##### GIVEN DATA #####

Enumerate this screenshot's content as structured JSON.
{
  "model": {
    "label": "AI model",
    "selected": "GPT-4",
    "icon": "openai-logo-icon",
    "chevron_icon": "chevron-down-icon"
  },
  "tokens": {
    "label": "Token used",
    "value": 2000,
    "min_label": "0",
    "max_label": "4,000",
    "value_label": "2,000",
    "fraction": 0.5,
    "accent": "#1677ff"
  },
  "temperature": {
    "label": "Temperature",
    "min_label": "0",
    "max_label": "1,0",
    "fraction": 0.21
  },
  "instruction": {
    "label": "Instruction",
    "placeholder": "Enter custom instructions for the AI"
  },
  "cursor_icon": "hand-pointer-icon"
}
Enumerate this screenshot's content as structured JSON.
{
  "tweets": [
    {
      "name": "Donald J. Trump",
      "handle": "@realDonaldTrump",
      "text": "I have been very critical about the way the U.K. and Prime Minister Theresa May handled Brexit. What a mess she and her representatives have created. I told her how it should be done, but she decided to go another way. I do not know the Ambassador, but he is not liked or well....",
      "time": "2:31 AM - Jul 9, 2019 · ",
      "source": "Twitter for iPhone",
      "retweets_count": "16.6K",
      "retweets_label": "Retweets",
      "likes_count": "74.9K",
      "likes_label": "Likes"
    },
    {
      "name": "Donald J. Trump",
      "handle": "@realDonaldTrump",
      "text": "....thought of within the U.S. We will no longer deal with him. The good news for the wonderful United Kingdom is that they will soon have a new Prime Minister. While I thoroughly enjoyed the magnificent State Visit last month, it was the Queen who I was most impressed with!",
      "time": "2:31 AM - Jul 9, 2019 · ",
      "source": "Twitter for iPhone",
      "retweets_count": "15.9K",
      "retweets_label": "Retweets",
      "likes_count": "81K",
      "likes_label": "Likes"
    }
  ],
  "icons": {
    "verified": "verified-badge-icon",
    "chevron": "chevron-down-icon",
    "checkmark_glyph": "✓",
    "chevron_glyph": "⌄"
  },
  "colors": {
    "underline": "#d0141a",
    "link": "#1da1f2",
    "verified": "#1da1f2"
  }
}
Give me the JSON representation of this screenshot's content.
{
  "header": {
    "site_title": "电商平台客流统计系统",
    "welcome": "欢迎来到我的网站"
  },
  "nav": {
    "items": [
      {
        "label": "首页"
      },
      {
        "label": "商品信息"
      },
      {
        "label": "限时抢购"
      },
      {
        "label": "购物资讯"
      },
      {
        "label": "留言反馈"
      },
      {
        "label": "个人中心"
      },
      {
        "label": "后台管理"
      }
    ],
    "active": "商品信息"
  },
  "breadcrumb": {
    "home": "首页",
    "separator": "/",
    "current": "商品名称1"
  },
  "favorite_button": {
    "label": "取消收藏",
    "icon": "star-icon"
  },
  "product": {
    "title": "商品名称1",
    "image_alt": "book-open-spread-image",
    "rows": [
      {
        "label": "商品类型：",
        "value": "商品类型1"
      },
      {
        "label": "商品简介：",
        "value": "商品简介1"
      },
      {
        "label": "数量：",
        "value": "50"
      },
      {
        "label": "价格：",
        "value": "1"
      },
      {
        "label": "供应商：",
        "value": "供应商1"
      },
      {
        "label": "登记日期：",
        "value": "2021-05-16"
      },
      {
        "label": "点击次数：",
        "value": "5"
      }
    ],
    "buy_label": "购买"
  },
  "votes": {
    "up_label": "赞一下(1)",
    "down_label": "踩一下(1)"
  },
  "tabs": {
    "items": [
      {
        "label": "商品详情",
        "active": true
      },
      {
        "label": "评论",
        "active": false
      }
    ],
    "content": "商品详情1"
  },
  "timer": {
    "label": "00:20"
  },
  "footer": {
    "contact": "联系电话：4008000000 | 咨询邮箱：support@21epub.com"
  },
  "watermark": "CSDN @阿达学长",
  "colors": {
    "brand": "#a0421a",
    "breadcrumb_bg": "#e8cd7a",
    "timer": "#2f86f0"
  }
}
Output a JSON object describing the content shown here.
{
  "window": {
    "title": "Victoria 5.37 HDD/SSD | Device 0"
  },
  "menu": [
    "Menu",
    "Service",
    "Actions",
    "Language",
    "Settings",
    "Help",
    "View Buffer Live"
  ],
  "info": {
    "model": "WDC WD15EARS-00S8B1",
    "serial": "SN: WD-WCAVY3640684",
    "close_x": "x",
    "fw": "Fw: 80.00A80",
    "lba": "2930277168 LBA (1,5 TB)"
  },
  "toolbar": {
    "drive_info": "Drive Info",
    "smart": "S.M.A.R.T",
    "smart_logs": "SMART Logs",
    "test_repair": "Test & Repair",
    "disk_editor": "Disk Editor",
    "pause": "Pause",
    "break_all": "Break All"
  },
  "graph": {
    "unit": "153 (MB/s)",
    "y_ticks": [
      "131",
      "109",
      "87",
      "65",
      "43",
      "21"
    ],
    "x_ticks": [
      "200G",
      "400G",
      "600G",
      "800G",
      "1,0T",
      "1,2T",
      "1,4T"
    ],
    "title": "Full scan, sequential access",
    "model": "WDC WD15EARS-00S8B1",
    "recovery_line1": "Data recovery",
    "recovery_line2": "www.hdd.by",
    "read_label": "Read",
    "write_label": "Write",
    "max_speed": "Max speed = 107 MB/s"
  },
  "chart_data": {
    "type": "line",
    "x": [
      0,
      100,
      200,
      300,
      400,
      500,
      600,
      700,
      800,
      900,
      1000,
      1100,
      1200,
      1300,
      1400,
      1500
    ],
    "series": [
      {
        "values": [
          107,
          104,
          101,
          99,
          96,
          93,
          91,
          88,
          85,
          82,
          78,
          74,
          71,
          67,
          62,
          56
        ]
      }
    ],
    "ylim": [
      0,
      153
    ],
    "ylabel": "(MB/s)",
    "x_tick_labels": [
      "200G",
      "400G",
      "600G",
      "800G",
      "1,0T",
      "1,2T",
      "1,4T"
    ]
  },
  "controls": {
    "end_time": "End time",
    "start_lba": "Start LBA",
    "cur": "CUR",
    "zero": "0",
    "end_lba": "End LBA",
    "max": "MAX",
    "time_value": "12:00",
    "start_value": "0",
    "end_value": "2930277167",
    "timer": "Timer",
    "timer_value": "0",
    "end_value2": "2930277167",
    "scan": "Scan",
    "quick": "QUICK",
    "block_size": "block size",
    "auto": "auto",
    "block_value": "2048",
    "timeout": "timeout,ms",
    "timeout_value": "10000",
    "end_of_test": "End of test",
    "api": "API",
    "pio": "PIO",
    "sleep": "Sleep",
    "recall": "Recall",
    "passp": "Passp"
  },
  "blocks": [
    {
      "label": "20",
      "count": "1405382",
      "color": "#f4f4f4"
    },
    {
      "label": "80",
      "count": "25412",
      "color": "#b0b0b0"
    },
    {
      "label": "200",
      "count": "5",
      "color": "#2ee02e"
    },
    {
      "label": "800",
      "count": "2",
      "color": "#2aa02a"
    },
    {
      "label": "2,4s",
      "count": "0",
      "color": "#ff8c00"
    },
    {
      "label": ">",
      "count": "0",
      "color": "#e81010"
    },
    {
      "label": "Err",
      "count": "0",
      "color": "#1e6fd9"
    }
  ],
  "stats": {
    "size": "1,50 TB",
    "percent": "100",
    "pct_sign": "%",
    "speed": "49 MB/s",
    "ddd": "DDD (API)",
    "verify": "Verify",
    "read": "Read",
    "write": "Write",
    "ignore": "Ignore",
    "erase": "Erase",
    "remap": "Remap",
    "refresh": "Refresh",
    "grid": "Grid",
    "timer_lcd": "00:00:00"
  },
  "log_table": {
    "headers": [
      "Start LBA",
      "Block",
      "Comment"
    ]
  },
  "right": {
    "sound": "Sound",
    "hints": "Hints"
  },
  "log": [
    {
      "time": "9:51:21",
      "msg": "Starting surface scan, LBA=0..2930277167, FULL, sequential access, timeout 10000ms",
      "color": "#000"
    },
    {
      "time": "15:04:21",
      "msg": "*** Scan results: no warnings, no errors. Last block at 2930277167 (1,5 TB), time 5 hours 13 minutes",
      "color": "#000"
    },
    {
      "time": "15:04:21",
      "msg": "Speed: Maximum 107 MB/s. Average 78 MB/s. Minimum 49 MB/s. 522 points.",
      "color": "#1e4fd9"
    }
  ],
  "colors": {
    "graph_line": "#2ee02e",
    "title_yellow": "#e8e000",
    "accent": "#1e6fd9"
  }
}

#####

WHAT THE TASK ASKS: List each line of the entries that holds the string "model".

EXERCISE OUTPUT:
  "model": {
    "label": "AI model",
    "model": "WDC WD15EARS-00S8B1",
    "model": "WDC WD15EARS-00S8B1",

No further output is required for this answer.